Give back a single number, the count of lines containing the word "admin".

»»

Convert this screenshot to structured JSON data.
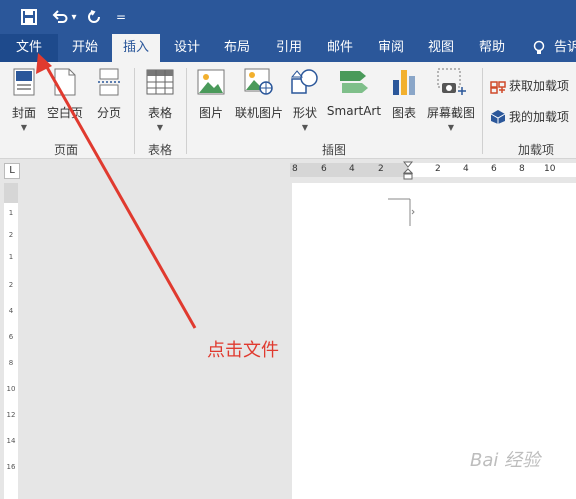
{
  "quick_access": {
    "save_icon": "save-icon",
    "undo_icon": "undo-icon",
    "undo_dropdown": "▾",
    "redo_icon": "redo-icon",
    "customize": "="
  },
  "tabs": [
    {
      "label": "文件",
      "state": "file"
    },
    {
      "label": "开始"
    },
    {
      "label": "插入",
      "state": "active"
    },
    {
      "label": "设计"
    },
    {
      "label": "布局"
    },
    {
      "label": "引用"
    },
    {
      "label": "邮件"
    },
    {
      "label": "审阅"
    },
    {
      "label": "视图"
    },
    {
      "label": "帮助"
    }
  ],
  "tell_me": {
    "icon": "lightbulb-icon",
    "label": "告诉"
  },
  "ribbon": {
    "pages_group": {
      "label": "页面",
      "cover": "封面",
      "blank": "空白页",
      "page_break": "分页"
    },
    "tables_group": {
      "label": "表格",
      "table": "表格"
    },
    "illustrations_group": {
      "label": "插图",
      "picture": "图片",
      "online_picture": "联机图片",
      "shapes": "形状",
      "smartart": "SmartArt",
      "chart": "图表",
      "screenshot": "屏幕截图"
    },
    "addins_group": {
      "label": "加载项",
      "get_addins": "获取加载项",
      "my_addins": "我的加载项"
    }
  },
  "ruler": {
    "corner": "L",
    "h_numbers": [
      "8",
      "6",
      "4",
      "2",
      "2",
      "4",
      "6",
      "8",
      "10"
    ],
    "v_numbers": [
      "1",
      "2",
      "1",
      "2",
      "4",
      "6",
      "8",
      "10",
      "12",
      "14",
      "16"
    ]
  },
  "annotation": {
    "text": "点击文件",
    "color": "#e03a2f"
  },
  "watermark": "Bai 经验",
  "colors": {
    "accent": "#2b579a",
    "ribbon": "#f3f3f3",
    "annotation": "#e03a2f"
  }
}
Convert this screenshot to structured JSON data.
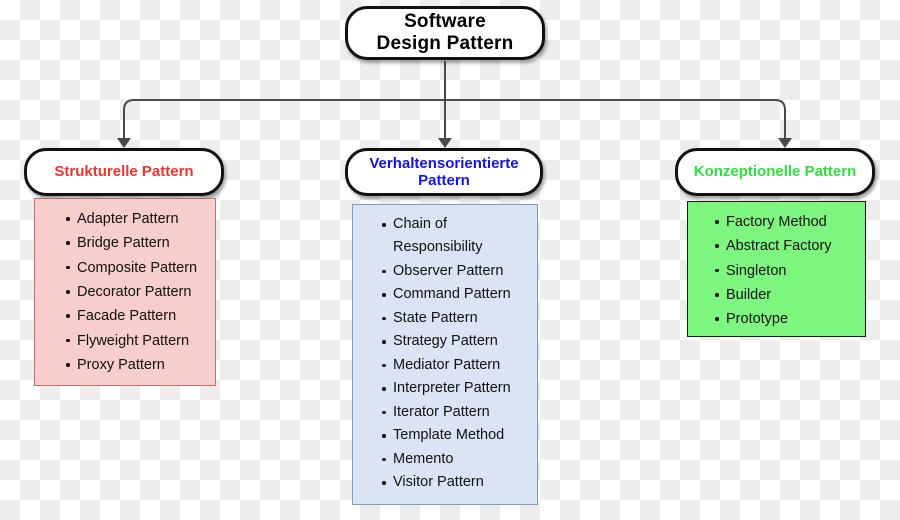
{
  "diagram": {
    "root": {
      "label_line1": "Software",
      "label_line2": "Design Pattern",
      "text_color": "#000000",
      "fill": "#ffffff"
    },
    "connector": {
      "color": "#4a4a4a",
      "style": "orthogonal-elbow-with-arrowheads"
    },
    "branches": [
      {
        "id": "structural",
        "header_label": "Strukturelle Pattern",
        "header_text_color": "#f2312f",
        "panel_fill": "#f6cfcd",
        "panel_border": "#c46f6c",
        "items": [
          "Adapter Pattern",
          "Bridge Pattern",
          "Composite Pattern",
          "Decorator Pattern",
          "Facade Pattern",
          "Flyweight Pattern",
          "Proxy Pattern"
        ]
      },
      {
        "id": "behavioral",
        "header_label_line1": "Verhaltensorientierte",
        "header_label_line2": "Pattern",
        "header_text_color": "#1414e6",
        "panel_fill": "#dae4f4",
        "panel_border": "#7e9bc4",
        "items": [
          "Chain of Responsibility",
          "Observer Pattern",
          "Command Pattern",
          "State Pattern",
          "Strategy Pattern",
          "Mediator Pattern",
          "Interpreter Pattern",
          "Iterator Pattern",
          "Template Method",
          "Memento",
          "Visitor Pattern"
        ]
      },
      {
        "id": "creational",
        "header_label": "Konzeptionelle Pattern",
        "header_text_color": "#2de03c",
        "panel_fill": "#7df67f",
        "panel_border": "#1b1b1b",
        "items": [
          "Factory Method",
          "Abstract Factory",
          "Singleton",
          "Builder",
          "Prototype"
        ]
      }
    ]
  }
}
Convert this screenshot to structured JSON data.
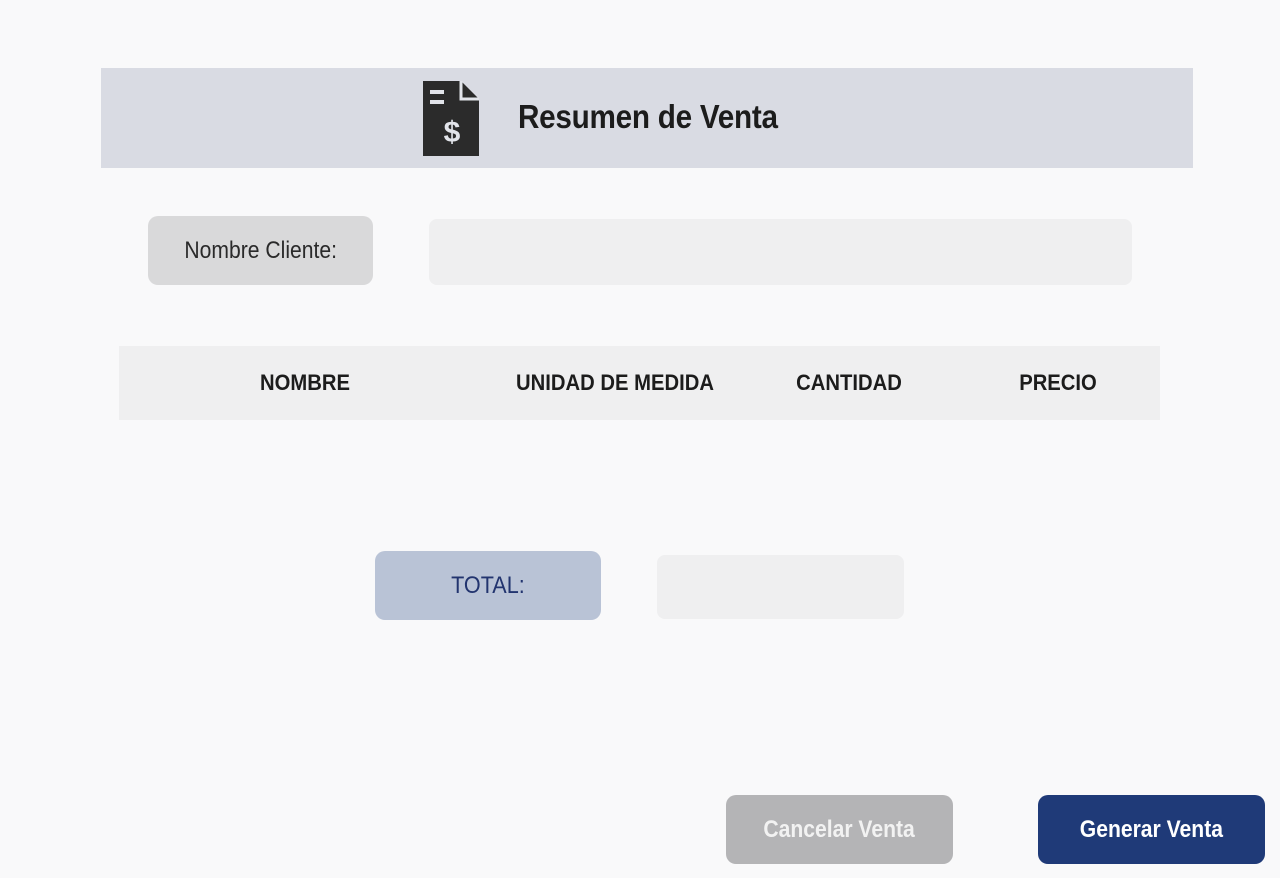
{
  "header": {
    "title": "Resumen de Venta",
    "icon": "invoice-dollar-icon"
  },
  "client": {
    "label": "Nombre Cliente:",
    "value": ""
  },
  "table": {
    "columns": [
      "NOMBRE",
      "UNIDAD DE MEDIDA",
      "CANTIDAD",
      "PRECIO"
    ],
    "rows": []
  },
  "total": {
    "label": "TOTAL:",
    "value": ""
  },
  "actions": {
    "cancel_label": "Cancelar Venta",
    "generate_label": "Generar Venta"
  },
  "colors": {
    "header_bg": "#d9dbe3",
    "total_label_bg": "#b9c3d6",
    "total_label_text": "#22346f",
    "primary_button": "#1f3a78",
    "cancel_button": "#b4b4b6"
  }
}
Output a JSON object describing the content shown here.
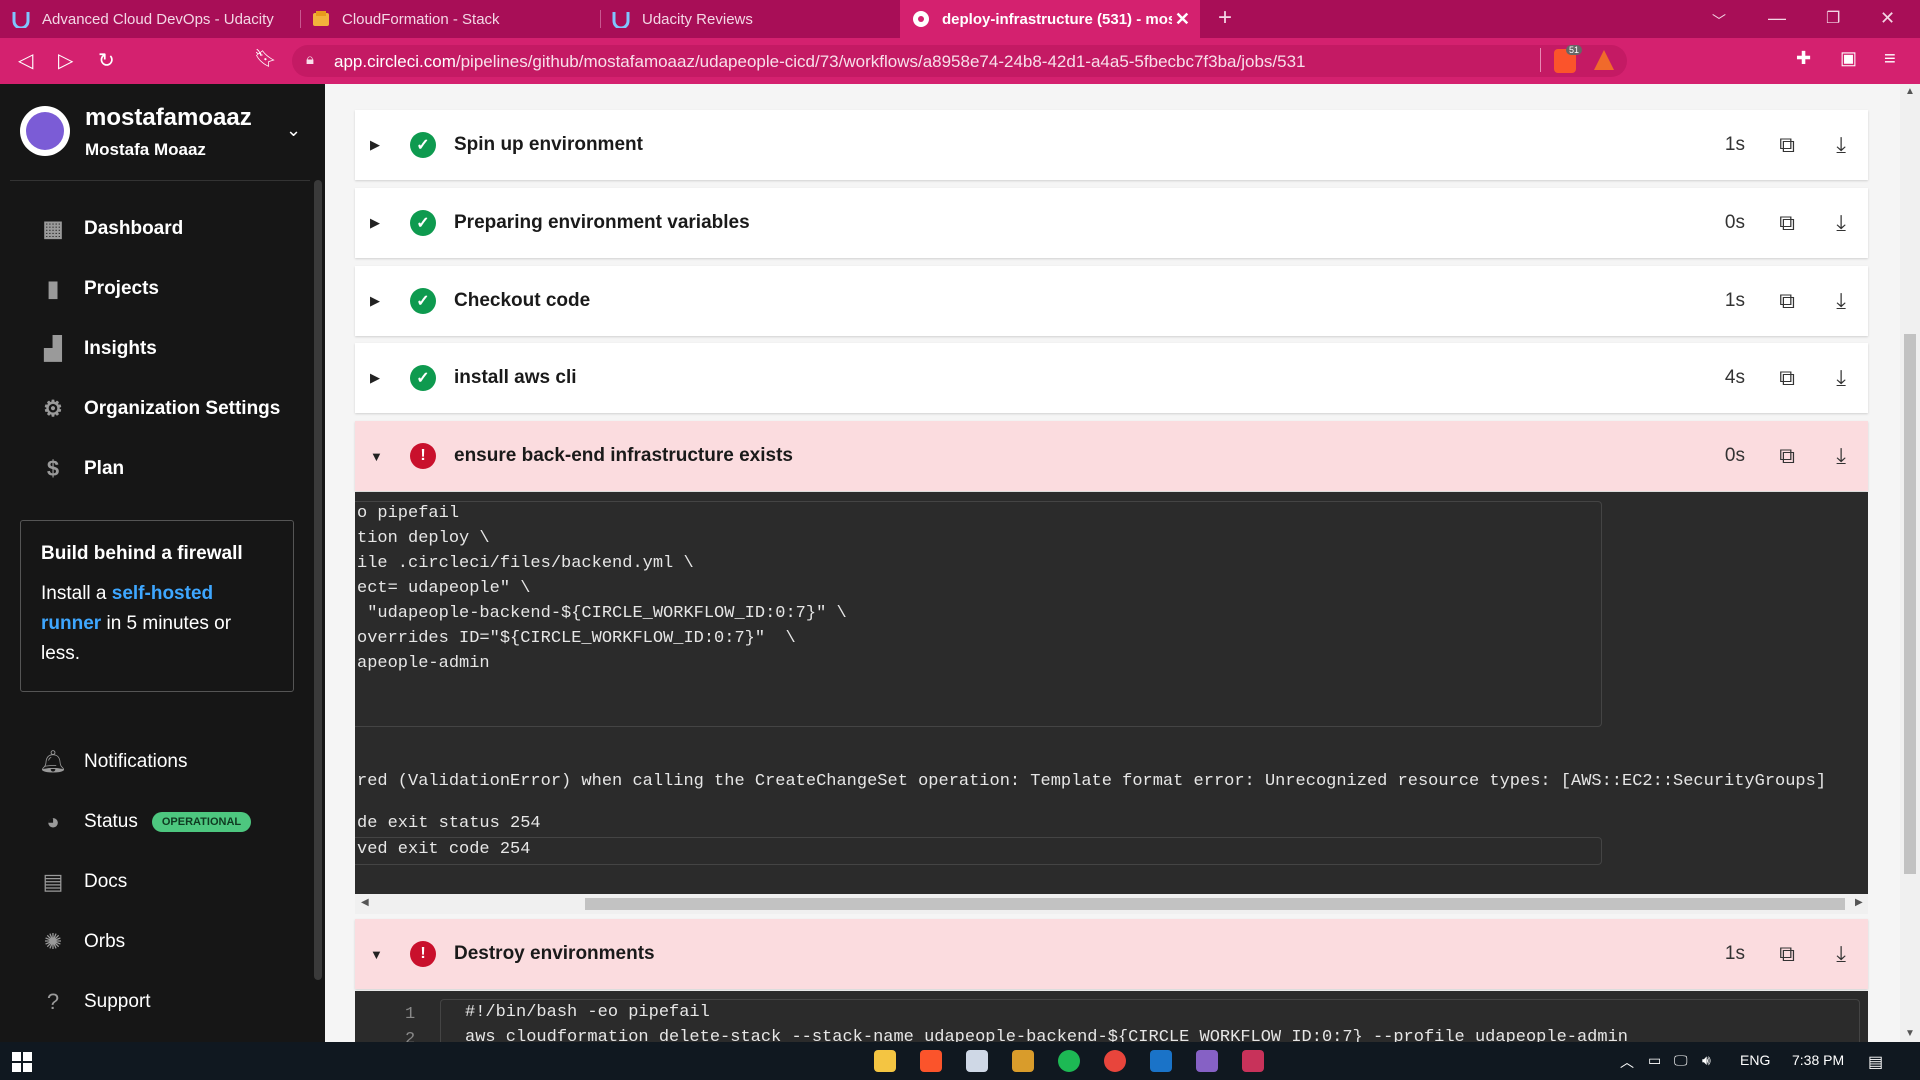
{
  "browser": {
    "tabs": [
      {
        "title": "Advanced Cloud DevOps - Udacity",
        "icon": "udacity-icon"
      },
      {
        "title": "CloudFormation - Stack",
        "icon": "aws-cloudformation-icon"
      },
      {
        "title": "Udacity Reviews",
        "icon": "udacity-icon"
      },
      {
        "title": "deploy-infrastructure (531) - most",
        "icon": "circleci-icon",
        "active": true
      }
    ],
    "url_host": "app.circleci.com",
    "url_path": "/pipelines/github/mostafamoaaz/udapeople-cicd/73/workflows/a8958e74-24b8-42d1-a4a5-5fbecbc7f3ba/jobs/531",
    "brave_badge": "51",
    "colors": {
      "accent": "#d4216f",
      "tabstrip": "#a80e57"
    }
  },
  "sidebar": {
    "username": "mostafamoaaz",
    "full_name": "Mostafa Moaaz",
    "nav": [
      {
        "label": "Dashboard",
        "icon": "dashboard-icon"
      },
      {
        "label": "Projects",
        "icon": "projects-icon"
      },
      {
        "label": "Insights",
        "icon": "insights-icon"
      },
      {
        "label": "Organization Settings",
        "icon": "gear-icon"
      },
      {
        "label": "Plan",
        "icon": "dollar-icon"
      }
    ],
    "promo": {
      "title": "Build behind a firewall",
      "body_pre": "Install a ",
      "link": "self-hosted runner",
      "body_post": " in 5 minutes or less."
    },
    "bottom_nav": [
      {
        "label": "Notifications",
        "icon": "bell-icon"
      },
      {
        "label": "Status",
        "icon": "status-icon",
        "badge": "OPERATIONAL"
      },
      {
        "label": "Docs",
        "icon": "docs-icon"
      },
      {
        "label": "Orbs",
        "icon": "orbs-icon"
      },
      {
        "label": "Support",
        "icon": "help-icon"
      }
    ]
  },
  "steps": [
    {
      "name": "Spin up environment",
      "duration": "1s",
      "status": "success"
    },
    {
      "name": "Preparing environment variables",
      "duration": "0s",
      "status": "success"
    },
    {
      "name": "Checkout code",
      "duration": "1s",
      "status": "success"
    },
    {
      "name": "install aws cli",
      "duration": "4s",
      "status": "success"
    },
    {
      "name": "ensure back-end infrastructure exists",
      "duration": "0s",
      "status": "failed"
    },
    {
      "name": "Destroy environments",
      "duration": "1s",
      "status": "failed"
    }
  ],
  "terminal": {
    "command_lines": [
      "o pipefail",
      "tion deploy \\",
      "ile .circleci/files/backend.yml \\",
      "ect= udapeople\" \\",
      " \"udapeople-backend-${CIRCLE_WORKFLOW_ID:0:7}\" \\",
      "overrides ID=\"${CIRCLE_WORKFLOW_ID:0:7}\"  \\",
      "apeople-admin"
    ],
    "error_line": "red (ValidationError) when calling the CreateChangeSet operation: Template format error: Unrecognized resource types: [AWS::EC2::SecurityGroups]",
    "exit_status": "de exit status 254",
    "exit_code": "ved exit code 254"
  },
  "terminal2": {
    "lines": [
      {
        "no": "1",
        "text": "#!/bin/bash -eo pipefail"
      },
      {
        "no": "2",
        "text": "aws cloudformation delete-stack --stack-name udapeople-backend-${CIRCLE_WORKFLOW_ID:0:7} --profile udapeople-admin"
      }
    ]
  },
  "taskbar": {
    "language": "ENG",
    "time": "7:38 PM"
  }
}
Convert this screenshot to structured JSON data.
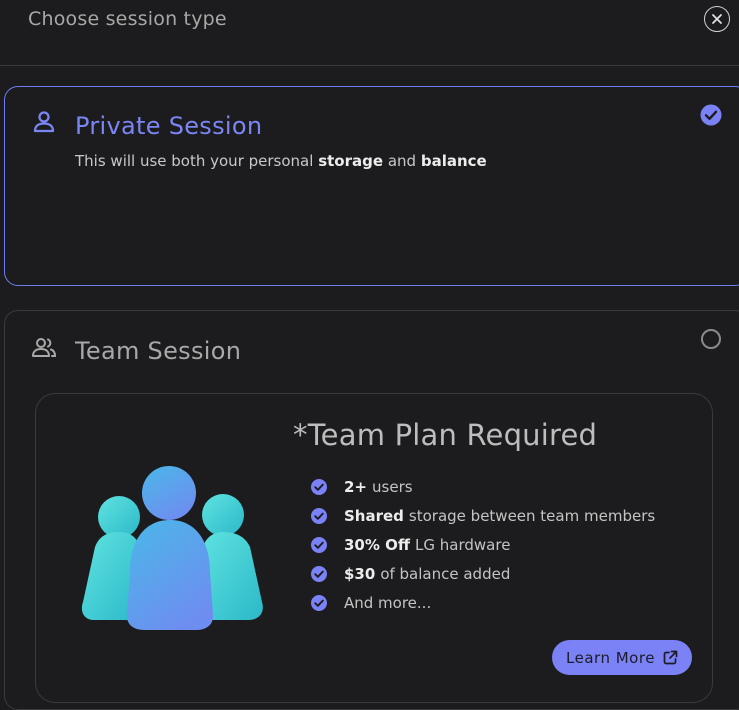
{
  "header": {
    "title": "Choose session type"
  },
  "icons": {
    "close": "close-icon",
    "person": "person-icon",
    "group": "group-icon",
    "check": "check-circle-icon",
    "external": "external-link-icon"
  },
  "colors": {
    "accent": "#7a82f6",
    "background": "#1c1c1e",
    "border": "#3a3a3c"
  },
  "options": {
    "private": {
      "title": "Private Session",
      "desc_prefix": "This will use both your personal",
      "desc_bold_1": "storage",
      "desc_mid": "and",
      "desc_bold_2": "balance",
      "selected": true
    },
    "team": {
      "title": "Team Session",
      "selected": false,
      "promo": {
        "title": "*Team Plan Required",
        "features": [
          {
            "bold": "2+",
            "text": "users"
          },
          {
            "bold": "Shared",
            "text": "storage between team members"
          },
          {
            "bold": "30% Off",
            "text": "LG hardware"
          },
          {
            "bold": "$30",
            "text": "of balance added"
          },
          {
            "bold": "",
            "text": "And more..."
          }
        ],
        "button_label": "Learn More"
      }
    }
  }
}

««

Exercise answer. 2